▶ [Requirements]: Copy each line with the word "remoto" in it.

++++ Excerpted records ++++

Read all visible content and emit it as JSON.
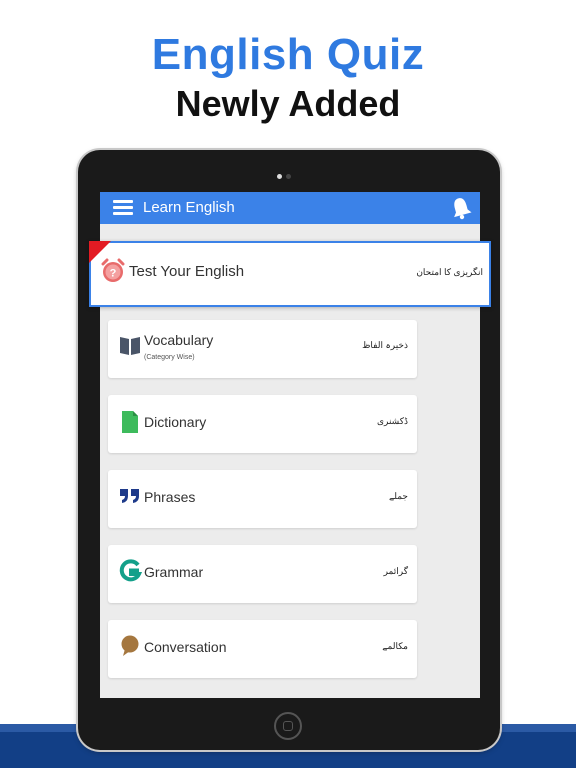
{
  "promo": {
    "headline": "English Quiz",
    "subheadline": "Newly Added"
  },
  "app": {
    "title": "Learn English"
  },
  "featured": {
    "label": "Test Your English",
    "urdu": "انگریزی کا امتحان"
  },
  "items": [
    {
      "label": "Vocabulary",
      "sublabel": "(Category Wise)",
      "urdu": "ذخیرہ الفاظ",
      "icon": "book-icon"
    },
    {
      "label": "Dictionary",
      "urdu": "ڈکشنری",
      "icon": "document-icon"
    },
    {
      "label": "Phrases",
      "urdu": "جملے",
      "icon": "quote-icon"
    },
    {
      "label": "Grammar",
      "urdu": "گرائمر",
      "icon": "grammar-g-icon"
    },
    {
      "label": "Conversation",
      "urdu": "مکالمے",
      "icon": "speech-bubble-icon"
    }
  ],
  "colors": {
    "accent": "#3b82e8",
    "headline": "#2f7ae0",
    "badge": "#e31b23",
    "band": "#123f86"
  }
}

++++
++++ Excerpted records ++++

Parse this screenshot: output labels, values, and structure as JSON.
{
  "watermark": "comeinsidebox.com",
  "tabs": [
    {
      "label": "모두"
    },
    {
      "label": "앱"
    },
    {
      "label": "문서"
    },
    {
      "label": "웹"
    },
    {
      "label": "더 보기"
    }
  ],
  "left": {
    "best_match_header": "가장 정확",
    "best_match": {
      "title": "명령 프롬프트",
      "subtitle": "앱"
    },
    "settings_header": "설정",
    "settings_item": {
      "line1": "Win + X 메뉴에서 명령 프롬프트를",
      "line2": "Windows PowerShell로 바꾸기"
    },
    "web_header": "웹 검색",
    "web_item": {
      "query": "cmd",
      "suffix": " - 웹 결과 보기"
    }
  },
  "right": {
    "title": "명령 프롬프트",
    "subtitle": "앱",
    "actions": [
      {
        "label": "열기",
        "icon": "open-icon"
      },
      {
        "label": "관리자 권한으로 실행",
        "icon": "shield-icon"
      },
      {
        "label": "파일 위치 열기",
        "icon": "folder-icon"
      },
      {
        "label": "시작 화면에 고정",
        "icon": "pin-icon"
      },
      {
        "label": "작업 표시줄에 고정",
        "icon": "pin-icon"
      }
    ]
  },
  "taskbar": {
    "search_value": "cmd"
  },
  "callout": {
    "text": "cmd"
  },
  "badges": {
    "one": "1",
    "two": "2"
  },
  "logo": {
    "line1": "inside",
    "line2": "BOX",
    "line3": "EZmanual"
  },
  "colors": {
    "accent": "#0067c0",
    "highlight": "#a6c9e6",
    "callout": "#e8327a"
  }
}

++++
++++ Excerpted records ++++

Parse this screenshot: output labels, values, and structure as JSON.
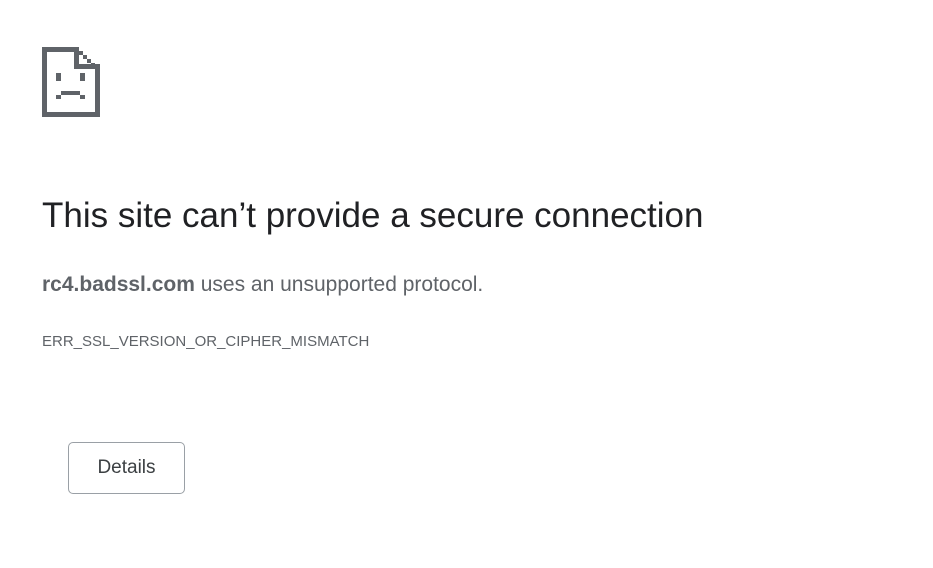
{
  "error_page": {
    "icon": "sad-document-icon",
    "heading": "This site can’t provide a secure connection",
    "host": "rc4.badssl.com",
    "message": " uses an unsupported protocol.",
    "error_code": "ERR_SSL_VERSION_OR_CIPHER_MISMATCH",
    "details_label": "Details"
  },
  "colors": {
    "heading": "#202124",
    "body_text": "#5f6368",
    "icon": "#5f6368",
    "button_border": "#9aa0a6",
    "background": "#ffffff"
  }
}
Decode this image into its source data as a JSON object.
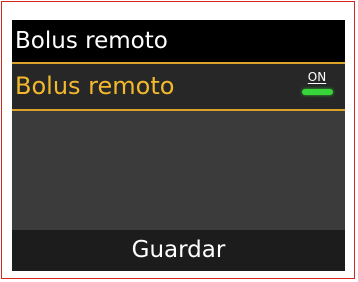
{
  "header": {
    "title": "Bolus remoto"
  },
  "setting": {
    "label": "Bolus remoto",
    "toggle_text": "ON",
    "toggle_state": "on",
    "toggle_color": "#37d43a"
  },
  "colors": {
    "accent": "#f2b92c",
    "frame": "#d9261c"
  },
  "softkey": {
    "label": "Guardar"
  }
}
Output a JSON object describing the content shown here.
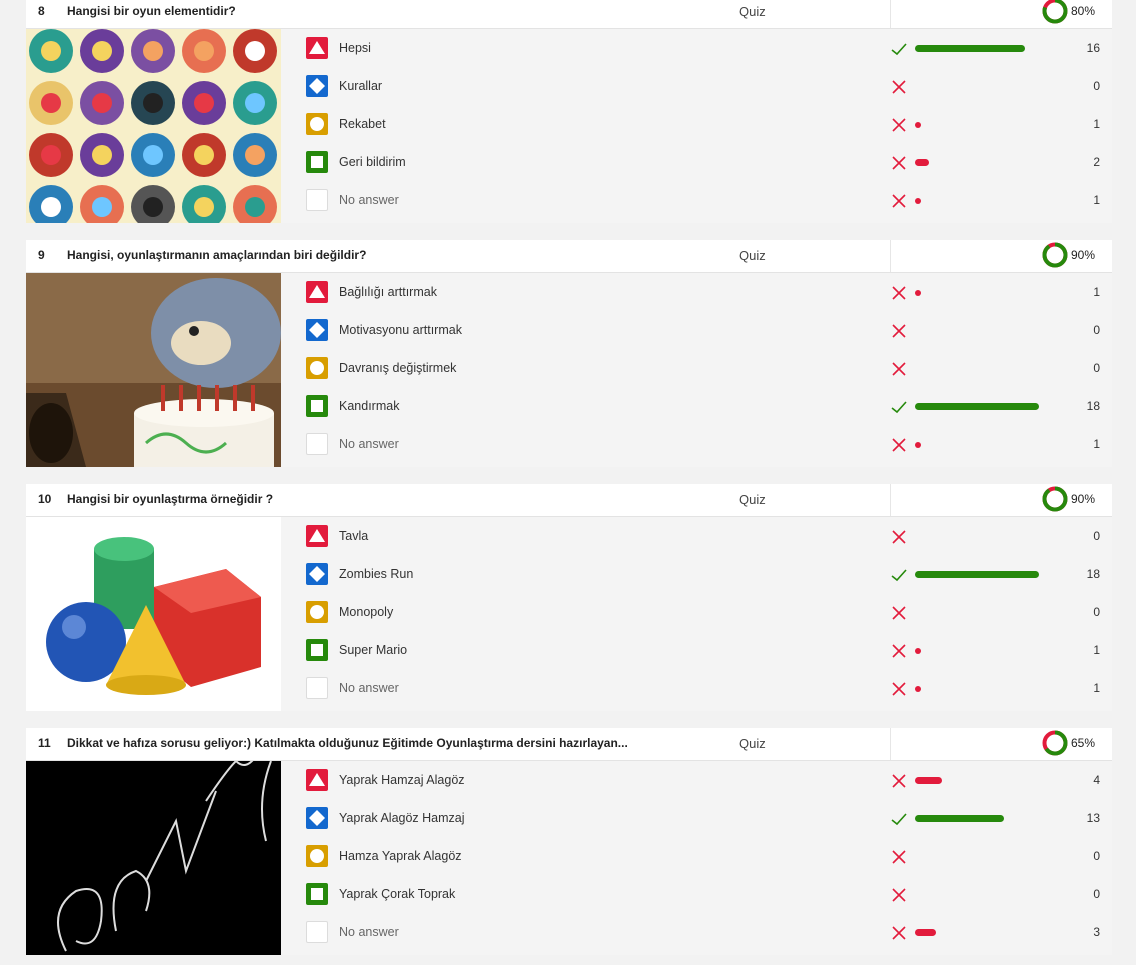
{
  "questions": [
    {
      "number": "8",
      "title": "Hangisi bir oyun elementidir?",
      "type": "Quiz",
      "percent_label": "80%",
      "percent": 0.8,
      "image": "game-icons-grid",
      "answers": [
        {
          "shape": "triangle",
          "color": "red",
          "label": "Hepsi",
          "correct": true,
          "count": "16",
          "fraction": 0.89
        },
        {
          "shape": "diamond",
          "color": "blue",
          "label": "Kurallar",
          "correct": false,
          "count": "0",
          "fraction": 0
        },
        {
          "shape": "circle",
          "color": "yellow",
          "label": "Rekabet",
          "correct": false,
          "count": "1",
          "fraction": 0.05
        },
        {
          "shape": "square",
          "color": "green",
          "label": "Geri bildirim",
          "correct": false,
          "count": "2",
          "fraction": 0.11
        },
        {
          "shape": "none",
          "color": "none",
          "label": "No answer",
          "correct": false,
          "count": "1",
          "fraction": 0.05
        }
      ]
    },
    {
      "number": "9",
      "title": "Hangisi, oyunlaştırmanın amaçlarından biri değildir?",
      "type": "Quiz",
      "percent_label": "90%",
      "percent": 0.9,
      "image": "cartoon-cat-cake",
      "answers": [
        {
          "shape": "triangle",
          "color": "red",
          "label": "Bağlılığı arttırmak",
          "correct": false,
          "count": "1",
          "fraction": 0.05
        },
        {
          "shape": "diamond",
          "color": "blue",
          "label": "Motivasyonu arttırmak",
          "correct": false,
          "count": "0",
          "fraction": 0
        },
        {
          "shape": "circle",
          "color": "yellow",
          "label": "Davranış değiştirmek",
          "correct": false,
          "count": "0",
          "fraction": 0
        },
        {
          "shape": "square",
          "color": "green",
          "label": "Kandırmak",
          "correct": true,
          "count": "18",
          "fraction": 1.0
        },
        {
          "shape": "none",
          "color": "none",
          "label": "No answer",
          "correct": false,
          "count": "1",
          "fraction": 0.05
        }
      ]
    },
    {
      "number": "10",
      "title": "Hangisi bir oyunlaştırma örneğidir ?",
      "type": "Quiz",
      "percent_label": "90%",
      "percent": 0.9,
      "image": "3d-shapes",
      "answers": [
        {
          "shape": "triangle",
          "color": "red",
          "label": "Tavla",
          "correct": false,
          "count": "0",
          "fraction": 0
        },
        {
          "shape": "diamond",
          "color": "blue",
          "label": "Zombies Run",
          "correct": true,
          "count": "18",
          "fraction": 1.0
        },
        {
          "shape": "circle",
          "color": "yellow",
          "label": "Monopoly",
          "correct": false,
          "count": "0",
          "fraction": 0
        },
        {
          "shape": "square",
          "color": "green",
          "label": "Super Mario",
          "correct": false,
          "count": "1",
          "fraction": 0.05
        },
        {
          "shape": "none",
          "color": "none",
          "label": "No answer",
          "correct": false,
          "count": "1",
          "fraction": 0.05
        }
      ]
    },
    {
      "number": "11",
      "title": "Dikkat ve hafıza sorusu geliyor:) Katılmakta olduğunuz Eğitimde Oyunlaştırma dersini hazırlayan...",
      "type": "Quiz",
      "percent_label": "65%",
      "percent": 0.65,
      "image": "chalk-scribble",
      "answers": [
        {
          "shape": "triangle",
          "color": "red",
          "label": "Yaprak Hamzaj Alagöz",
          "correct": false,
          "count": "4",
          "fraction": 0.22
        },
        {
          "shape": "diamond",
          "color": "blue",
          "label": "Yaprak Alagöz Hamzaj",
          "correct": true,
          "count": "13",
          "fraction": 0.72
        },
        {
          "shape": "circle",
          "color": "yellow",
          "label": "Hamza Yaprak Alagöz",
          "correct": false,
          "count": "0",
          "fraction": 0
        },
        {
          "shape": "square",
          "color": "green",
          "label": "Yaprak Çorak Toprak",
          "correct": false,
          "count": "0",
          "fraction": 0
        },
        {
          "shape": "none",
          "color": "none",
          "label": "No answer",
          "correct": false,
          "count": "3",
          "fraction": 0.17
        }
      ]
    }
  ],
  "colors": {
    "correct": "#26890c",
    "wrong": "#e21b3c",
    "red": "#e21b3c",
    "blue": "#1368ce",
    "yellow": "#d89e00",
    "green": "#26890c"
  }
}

++++

▶ [Solution for this problem]:
    "title": "Bolus remoto"
    "label": "Bolus remoto",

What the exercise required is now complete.